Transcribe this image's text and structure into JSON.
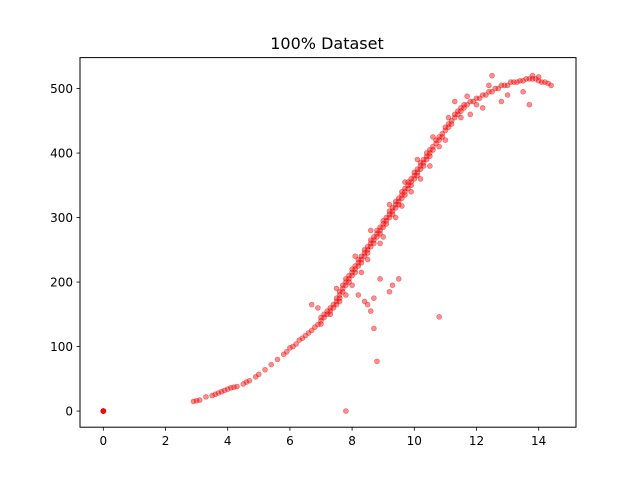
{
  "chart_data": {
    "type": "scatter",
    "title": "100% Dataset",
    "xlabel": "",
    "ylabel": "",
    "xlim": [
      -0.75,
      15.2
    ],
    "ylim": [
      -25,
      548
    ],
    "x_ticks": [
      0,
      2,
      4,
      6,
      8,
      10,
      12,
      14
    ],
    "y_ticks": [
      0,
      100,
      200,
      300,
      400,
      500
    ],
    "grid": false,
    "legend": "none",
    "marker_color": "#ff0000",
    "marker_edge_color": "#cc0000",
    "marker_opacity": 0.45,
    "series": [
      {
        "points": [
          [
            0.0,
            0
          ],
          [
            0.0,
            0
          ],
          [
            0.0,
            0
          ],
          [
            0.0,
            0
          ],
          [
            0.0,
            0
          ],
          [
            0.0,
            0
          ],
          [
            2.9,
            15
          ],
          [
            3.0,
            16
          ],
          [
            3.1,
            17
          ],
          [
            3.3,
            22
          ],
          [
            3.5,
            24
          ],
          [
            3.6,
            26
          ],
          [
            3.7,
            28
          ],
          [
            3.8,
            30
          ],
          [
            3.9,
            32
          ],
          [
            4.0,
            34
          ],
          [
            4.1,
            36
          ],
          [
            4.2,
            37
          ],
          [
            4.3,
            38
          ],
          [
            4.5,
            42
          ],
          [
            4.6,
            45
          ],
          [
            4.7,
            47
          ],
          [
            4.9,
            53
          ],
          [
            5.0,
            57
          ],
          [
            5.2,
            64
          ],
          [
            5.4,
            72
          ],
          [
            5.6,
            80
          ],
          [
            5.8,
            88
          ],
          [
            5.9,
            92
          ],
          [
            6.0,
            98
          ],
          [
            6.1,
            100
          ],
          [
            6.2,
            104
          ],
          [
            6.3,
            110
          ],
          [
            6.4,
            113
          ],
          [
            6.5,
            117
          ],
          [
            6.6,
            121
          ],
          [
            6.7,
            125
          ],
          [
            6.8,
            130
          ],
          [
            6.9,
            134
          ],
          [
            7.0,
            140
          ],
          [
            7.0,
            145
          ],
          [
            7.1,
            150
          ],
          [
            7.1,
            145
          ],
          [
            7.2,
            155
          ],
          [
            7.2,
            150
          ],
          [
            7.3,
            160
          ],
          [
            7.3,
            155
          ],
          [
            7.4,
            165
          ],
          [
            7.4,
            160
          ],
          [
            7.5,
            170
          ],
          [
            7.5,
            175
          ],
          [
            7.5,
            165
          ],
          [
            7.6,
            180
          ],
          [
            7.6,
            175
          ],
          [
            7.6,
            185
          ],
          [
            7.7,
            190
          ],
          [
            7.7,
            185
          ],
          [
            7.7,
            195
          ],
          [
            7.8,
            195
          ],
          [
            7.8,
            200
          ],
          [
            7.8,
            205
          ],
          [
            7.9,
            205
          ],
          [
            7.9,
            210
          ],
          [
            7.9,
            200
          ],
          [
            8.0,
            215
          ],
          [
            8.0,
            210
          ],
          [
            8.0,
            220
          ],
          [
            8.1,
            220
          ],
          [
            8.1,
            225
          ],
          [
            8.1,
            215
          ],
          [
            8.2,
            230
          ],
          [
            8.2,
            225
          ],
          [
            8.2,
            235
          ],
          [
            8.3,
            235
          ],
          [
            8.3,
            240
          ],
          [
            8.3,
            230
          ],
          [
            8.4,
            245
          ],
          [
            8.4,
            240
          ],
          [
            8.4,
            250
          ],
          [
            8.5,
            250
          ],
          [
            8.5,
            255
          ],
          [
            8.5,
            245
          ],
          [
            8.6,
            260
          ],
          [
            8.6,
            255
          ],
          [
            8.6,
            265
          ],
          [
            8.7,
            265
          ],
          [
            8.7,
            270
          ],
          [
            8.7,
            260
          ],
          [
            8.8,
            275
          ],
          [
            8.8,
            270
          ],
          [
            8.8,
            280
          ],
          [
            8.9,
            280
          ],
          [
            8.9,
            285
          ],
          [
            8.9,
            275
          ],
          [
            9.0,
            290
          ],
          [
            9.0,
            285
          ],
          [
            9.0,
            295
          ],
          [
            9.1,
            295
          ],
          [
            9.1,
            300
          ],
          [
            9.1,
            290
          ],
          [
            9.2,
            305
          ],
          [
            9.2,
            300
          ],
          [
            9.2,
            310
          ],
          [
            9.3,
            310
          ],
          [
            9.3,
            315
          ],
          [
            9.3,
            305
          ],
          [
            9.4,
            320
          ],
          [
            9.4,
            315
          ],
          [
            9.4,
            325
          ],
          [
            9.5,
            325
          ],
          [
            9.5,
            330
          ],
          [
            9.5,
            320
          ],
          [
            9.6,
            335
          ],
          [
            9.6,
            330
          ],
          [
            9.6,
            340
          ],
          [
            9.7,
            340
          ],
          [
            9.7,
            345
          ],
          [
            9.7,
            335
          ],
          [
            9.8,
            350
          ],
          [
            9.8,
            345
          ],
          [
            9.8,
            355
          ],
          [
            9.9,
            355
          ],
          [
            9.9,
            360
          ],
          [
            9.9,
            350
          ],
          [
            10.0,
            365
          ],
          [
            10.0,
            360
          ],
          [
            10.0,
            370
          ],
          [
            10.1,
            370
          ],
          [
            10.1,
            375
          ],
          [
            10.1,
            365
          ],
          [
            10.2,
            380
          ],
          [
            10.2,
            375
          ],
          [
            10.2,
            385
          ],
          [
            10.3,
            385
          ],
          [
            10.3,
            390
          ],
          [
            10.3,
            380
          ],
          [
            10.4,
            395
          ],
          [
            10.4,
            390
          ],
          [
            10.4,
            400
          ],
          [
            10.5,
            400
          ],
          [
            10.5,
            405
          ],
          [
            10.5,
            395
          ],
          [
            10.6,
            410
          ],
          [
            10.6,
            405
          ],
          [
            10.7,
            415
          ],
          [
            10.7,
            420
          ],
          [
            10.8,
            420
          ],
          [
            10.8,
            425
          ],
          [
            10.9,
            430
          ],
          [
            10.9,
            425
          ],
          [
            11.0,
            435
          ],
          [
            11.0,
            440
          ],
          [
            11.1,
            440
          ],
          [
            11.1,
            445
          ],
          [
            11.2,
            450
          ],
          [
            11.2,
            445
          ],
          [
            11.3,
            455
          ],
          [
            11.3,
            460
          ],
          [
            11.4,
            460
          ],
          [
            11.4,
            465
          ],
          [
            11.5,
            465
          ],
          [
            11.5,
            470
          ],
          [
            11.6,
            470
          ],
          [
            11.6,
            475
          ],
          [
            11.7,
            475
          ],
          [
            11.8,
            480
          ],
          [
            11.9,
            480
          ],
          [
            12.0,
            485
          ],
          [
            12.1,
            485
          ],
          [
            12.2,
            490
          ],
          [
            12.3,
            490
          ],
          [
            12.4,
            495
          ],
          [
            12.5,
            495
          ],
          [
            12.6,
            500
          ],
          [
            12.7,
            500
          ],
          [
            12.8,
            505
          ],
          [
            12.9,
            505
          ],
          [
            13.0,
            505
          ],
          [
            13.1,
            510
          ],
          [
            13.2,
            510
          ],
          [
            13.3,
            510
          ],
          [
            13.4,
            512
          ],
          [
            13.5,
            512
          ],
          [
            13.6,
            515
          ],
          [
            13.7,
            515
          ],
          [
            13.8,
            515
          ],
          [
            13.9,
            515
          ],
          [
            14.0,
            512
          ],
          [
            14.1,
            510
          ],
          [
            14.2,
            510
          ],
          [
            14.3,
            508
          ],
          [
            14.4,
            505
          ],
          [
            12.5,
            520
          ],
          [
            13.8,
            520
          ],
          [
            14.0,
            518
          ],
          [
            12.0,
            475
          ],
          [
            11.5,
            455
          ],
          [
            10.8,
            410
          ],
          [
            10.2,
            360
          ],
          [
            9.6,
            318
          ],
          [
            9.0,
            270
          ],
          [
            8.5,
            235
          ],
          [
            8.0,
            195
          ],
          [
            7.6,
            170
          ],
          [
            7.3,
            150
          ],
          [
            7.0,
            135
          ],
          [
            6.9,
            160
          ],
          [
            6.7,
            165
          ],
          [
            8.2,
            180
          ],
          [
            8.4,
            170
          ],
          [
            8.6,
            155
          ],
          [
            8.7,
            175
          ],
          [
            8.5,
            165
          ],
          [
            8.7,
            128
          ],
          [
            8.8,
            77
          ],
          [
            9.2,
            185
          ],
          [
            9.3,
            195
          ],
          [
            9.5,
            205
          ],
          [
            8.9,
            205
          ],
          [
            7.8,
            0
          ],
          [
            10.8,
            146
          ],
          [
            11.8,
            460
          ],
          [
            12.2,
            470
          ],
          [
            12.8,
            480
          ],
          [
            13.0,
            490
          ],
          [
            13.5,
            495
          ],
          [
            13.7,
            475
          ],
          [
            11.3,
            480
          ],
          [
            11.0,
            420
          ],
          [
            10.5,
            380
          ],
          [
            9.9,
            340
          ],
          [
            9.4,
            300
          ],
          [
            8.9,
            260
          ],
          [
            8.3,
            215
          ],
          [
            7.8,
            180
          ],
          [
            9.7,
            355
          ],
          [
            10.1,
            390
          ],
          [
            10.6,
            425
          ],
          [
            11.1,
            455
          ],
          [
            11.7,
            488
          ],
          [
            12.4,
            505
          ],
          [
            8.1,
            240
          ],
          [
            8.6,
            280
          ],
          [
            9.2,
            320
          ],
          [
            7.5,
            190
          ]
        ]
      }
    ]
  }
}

____

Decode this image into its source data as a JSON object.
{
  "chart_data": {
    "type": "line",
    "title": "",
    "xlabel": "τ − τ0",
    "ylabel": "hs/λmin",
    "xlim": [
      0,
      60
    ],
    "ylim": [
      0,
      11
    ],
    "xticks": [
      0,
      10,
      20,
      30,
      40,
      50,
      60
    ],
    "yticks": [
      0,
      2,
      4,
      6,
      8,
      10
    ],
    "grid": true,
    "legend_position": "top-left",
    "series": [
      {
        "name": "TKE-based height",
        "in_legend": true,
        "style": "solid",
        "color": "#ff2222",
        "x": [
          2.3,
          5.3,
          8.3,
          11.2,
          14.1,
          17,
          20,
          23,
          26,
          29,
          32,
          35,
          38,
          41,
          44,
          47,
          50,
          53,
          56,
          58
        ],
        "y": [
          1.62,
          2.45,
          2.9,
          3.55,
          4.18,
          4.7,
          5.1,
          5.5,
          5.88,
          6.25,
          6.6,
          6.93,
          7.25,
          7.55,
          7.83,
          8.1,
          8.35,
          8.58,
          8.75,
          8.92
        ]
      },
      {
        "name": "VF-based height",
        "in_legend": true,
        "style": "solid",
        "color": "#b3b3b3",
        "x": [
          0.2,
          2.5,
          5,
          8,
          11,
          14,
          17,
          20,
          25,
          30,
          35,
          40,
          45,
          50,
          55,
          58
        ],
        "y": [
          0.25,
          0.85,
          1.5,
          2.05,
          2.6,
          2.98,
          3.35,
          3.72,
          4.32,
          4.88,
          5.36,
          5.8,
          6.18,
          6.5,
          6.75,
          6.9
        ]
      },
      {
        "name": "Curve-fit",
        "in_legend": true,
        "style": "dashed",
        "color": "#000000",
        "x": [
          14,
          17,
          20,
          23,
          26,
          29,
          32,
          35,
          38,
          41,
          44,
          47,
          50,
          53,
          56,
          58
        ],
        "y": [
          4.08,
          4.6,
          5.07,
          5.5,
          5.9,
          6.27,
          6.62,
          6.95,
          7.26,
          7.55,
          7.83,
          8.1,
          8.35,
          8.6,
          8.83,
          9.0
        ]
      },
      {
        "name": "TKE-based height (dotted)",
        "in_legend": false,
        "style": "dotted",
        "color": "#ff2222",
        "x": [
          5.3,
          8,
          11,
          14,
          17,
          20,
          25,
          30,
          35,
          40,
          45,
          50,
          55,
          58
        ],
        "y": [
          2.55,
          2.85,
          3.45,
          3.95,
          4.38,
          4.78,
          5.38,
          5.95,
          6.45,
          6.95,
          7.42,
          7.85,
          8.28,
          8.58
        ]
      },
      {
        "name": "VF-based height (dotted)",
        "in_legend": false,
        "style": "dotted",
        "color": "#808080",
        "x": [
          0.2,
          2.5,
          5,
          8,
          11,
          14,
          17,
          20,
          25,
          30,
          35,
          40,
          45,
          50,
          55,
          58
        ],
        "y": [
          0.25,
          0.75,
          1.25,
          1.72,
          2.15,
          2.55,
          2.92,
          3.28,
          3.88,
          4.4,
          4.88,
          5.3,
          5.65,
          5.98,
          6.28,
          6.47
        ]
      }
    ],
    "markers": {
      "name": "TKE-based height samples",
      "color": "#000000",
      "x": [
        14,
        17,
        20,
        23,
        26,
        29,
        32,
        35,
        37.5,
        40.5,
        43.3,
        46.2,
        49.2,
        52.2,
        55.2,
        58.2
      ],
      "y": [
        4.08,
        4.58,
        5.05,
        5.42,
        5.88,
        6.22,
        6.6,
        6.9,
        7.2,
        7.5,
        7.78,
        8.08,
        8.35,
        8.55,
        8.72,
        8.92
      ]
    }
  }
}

____

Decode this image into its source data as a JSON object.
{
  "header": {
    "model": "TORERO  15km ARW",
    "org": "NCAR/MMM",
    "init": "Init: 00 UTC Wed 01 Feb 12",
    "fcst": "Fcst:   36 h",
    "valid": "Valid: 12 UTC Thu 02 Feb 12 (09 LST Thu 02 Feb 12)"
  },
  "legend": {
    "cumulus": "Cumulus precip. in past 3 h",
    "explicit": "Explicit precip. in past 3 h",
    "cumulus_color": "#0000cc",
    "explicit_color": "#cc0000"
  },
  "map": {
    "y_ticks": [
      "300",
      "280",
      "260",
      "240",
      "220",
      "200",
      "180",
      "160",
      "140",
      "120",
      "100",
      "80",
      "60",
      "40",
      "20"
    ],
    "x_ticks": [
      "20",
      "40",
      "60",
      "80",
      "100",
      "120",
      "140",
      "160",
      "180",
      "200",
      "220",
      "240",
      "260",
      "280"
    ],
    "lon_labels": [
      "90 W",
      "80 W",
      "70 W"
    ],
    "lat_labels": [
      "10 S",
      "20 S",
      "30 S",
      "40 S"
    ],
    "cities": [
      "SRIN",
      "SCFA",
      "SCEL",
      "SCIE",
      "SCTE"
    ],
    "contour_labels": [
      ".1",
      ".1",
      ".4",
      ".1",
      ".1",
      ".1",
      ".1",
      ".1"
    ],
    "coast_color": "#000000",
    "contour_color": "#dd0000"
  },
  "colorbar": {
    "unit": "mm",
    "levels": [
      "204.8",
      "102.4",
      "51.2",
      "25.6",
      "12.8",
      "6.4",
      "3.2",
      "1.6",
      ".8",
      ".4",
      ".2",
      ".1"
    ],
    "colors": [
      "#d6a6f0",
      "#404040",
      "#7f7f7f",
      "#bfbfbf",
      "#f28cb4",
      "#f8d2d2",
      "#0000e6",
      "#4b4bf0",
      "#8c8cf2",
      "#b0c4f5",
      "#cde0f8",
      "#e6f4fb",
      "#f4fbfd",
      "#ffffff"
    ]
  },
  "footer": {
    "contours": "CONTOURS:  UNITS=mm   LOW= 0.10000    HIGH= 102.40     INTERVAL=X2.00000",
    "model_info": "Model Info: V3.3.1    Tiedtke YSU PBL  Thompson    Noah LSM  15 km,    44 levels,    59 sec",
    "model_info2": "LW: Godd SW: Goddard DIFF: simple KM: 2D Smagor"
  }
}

____

§ The problem: State the count of lines in the data holding the word "based", adding nothing to it.

§ Reply to the task: 5